● Your instructions
Look over the lines below. Report each one that includes the string "placement".

● Data records
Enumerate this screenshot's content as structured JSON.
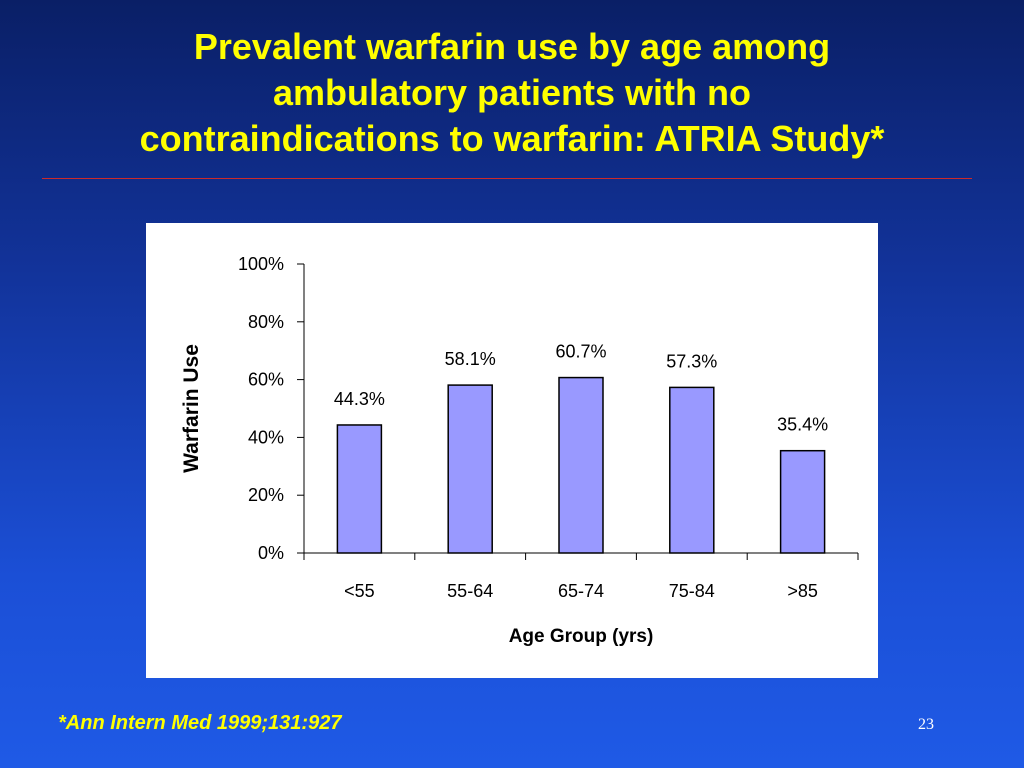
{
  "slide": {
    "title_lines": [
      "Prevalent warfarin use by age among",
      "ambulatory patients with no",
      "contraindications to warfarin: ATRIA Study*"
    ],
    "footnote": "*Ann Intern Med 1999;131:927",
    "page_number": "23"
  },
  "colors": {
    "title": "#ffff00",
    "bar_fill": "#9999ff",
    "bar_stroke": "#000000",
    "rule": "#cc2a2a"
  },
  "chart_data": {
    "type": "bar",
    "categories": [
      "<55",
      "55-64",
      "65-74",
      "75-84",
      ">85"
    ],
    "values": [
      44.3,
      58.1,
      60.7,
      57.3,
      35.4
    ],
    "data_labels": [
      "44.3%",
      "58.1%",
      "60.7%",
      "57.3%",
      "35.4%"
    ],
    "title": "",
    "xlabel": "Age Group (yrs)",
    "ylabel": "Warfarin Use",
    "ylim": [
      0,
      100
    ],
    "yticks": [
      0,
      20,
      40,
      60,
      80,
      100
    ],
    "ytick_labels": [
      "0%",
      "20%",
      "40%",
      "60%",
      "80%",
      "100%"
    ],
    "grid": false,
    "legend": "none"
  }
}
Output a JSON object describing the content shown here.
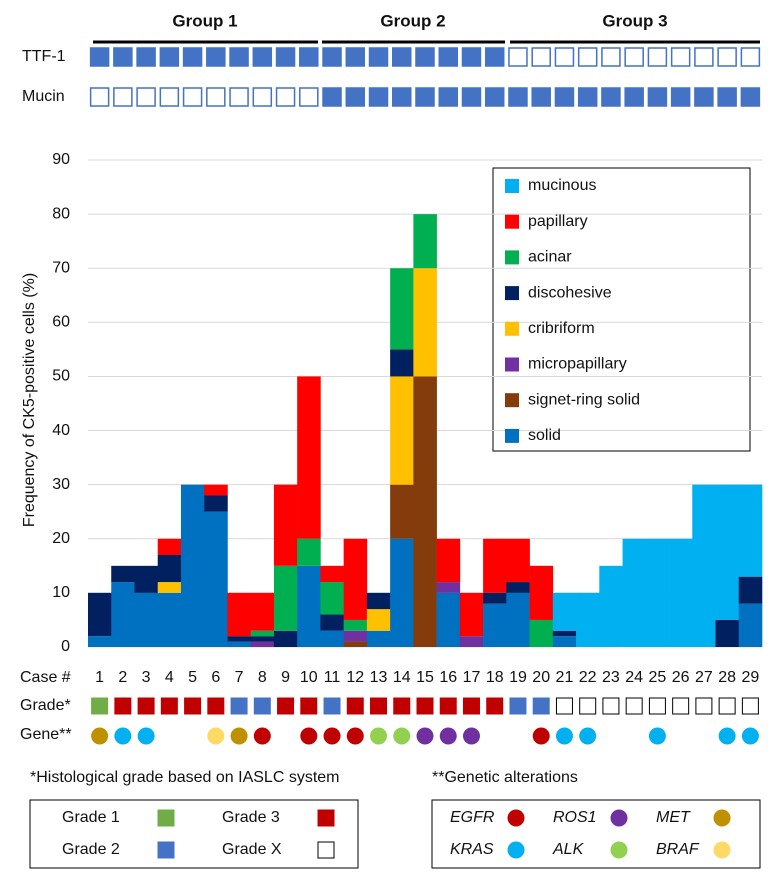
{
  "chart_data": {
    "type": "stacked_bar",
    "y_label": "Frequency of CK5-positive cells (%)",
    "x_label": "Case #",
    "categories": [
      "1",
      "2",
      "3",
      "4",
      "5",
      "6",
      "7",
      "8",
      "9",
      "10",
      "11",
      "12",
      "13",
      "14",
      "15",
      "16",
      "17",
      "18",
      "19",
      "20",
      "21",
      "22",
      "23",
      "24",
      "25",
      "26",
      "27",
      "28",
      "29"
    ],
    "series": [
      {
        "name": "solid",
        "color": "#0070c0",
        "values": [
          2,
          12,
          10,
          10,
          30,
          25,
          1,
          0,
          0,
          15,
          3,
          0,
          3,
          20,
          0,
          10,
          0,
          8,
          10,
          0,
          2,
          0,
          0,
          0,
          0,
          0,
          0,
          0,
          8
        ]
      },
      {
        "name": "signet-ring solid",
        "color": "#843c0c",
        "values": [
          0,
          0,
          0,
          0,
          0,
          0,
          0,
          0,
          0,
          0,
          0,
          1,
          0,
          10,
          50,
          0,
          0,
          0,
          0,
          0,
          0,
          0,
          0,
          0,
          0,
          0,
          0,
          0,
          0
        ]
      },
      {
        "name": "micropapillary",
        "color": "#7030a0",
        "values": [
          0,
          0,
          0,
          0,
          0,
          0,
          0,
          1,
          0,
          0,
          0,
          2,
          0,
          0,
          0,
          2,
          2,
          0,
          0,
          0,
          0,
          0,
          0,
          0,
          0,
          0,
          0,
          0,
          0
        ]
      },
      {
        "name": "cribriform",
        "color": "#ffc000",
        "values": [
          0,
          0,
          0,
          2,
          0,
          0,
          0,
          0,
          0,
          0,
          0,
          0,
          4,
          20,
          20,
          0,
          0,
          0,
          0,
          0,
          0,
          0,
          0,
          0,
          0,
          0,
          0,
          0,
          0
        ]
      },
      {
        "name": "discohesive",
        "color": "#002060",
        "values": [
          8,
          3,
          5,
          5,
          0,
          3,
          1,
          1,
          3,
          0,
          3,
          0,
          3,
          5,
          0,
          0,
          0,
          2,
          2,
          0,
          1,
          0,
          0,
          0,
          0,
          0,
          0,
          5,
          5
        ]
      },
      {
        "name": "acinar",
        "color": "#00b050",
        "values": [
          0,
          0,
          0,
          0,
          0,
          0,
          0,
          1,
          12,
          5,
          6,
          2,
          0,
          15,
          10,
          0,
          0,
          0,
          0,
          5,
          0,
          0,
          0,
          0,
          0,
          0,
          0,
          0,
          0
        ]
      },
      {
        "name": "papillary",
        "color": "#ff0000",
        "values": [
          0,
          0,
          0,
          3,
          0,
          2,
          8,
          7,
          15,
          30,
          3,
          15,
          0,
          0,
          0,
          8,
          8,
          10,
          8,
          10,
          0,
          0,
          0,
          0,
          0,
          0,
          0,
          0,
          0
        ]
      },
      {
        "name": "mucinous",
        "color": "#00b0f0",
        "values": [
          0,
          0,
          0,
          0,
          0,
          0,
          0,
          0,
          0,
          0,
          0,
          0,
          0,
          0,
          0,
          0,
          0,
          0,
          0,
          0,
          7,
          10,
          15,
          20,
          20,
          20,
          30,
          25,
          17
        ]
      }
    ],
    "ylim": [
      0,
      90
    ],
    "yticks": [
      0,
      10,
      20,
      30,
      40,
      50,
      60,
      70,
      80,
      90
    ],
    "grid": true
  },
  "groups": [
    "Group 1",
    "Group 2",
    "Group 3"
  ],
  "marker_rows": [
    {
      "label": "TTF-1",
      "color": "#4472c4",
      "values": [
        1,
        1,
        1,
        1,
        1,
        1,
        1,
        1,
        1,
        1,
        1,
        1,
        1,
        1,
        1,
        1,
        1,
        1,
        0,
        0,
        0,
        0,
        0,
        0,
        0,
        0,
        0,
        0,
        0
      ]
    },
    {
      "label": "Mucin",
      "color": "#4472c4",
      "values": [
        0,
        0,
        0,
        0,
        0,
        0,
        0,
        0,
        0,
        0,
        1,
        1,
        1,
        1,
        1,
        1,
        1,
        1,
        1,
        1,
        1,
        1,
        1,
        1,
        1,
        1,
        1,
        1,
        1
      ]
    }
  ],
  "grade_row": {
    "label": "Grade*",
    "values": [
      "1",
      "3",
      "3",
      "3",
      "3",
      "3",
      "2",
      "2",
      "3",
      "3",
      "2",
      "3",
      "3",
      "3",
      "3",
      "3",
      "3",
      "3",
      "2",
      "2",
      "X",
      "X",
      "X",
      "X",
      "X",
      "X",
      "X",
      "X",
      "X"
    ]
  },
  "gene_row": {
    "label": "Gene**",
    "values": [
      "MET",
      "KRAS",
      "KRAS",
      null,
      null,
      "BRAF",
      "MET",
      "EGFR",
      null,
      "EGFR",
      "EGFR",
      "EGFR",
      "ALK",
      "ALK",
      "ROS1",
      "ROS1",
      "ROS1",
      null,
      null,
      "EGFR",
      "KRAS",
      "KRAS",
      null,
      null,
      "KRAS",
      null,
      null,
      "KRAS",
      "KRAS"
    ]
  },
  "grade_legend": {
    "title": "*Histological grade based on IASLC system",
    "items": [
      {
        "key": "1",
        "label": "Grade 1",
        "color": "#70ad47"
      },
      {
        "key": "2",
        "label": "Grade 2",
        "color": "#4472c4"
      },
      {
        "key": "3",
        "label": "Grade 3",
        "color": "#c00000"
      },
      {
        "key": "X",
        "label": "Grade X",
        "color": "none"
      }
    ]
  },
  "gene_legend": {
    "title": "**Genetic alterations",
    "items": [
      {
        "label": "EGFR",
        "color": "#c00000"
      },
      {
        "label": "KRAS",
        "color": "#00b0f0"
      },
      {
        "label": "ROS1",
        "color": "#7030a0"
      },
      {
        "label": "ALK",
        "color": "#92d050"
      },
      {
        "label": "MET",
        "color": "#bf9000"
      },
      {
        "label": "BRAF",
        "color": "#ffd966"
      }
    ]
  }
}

...

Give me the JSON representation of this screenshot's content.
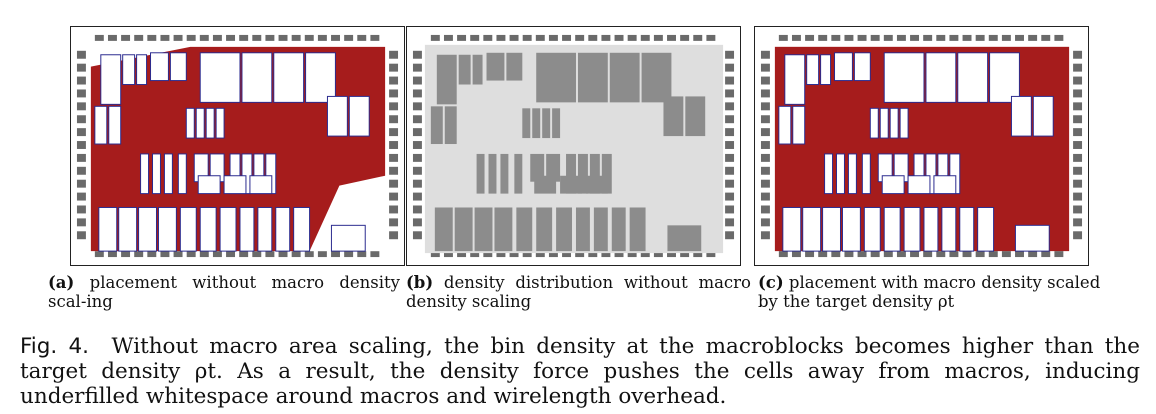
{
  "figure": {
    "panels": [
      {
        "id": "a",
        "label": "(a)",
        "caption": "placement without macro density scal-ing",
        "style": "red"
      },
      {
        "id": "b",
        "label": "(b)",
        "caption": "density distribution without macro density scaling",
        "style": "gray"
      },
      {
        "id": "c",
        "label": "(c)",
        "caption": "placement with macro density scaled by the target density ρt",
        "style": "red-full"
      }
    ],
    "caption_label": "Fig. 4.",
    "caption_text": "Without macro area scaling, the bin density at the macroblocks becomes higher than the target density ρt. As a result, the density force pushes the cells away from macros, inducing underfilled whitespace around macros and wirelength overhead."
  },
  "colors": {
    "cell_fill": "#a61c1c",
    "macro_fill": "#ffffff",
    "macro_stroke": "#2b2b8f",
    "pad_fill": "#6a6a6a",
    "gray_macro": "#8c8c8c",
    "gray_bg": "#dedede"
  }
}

● The completed task
        "caption": "placement without macro density scal-ing",
        "caption": "placement with macro density scaled by the target density ρt",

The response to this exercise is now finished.